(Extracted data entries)
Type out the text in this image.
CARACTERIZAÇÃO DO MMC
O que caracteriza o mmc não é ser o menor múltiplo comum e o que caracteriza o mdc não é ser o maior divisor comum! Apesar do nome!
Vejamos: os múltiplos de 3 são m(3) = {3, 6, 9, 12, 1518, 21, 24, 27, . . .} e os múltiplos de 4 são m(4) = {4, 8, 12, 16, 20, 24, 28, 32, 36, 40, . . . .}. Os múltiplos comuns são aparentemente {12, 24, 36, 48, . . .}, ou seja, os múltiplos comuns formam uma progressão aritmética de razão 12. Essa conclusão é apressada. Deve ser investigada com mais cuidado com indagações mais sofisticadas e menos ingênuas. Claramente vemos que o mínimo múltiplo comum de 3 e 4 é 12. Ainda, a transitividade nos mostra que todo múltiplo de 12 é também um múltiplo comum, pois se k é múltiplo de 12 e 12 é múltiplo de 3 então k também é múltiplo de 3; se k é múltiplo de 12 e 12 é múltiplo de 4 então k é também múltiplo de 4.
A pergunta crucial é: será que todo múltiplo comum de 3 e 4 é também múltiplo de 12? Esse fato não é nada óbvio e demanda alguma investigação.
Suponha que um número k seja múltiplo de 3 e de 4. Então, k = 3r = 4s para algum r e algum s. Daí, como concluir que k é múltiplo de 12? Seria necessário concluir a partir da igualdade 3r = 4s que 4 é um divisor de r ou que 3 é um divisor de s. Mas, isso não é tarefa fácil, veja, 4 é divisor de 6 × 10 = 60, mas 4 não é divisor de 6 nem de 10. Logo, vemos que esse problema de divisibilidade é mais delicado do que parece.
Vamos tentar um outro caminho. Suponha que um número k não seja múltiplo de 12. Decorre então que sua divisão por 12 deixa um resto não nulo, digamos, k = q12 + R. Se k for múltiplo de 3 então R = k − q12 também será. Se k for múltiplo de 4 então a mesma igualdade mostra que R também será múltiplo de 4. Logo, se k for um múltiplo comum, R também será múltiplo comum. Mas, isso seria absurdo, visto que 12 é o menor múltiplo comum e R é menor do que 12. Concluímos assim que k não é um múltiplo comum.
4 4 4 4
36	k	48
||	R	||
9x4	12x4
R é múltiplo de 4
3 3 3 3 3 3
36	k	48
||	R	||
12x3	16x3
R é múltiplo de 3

Goal of the exercise:
Return the listing above in full, character for character.

Written reply:
Type out the text in this image.
CARACTERIZAÇÃO DO MMC
O que caracteriza o mmc não é ser o menor múltiplo comum e o que caracteriza o mdc não é ser o maior divisor comum! Apesar do nome!
Vejamos: os múltiplos de 3 são m(3) = {3, 6, 9, 12, 1518, 21, 24, 27, . . .} e os múltiplos de 4 são m(4) = {4, 8, 12, 16, 20, 24, 28, 32, 36, 40, . . . .}. Os múltiplos comuns são aparentemente {12, 24, 36, 48, . . .}, ou seja, os múltiplos comuns formam uma progressão aritmética de razão 12. Essa conclusão é apressada. Deve ser investigada com mais cuidado com indagações mais sofisticadas e menos ingênuas. Claramente vemos que o mínimo múltiplo comum de 3 e 4 é 12. Ainda, a transitividade nos mostra que todo múltiplo de 12 é também um múltiplo comum, pois se k é múltiplo de 12 e 12 é múltiplo de 3 então k também é múltiplo de 3; se k é múltiplo de 12 e 12 é múltiplo de 4 então k é também múltiplo de 4.
A pergunta crucial é: será que todo múltiplo comum de 3 e 4 é também múltiplo de 12? Esse fato não é nada óbvio e demanda alguma investigação.
Suponha que um número k seja múltiplo de 3 e de 4. Então, k = 3r = 4s para algum r e algum s. Daí, como concluir que k é múltiplo de 12? Seria necessário concluir a partir da igualdade 3r = 4s que 4 é um divisor de r ou que 3 é um divisor de s. Mas, isso não é tarefa fácil, veja, 4 é divisor de 6 × 10 = 60, mas 4 não é divisor de 6 nem de 10. Logo, vemos que esse problema de divisibilidade é mais delicado do que parece.
Vamos tentar um outro caminho. Suponha que um número k não seja múltiplo de 12. Decorre então que sua divisão por 12 deixa um resto não nulo, digamos, k = q12 + R. Se k for múltiplo de 3 então R = k − q12 também será. Se k for múltiplo de 4 então a mesma igualdade mostra que R também será múltiplo de 4. Logo, se k for um múltiplo comum, R também será múltiplo comum. Mas, isso seria absurdo, visto que 12 é o menor múltiplo comum e R é menor do que 12. Concluímos assim que k não é um múltiplo comum.
4 4 4 4
36	k	48
||	R	||
9x4	12x4
R é múltiplo de 4
3 3 3 3 3 3
36	k	48
||	R	||
12x3	16x3
R é múltiplo de 3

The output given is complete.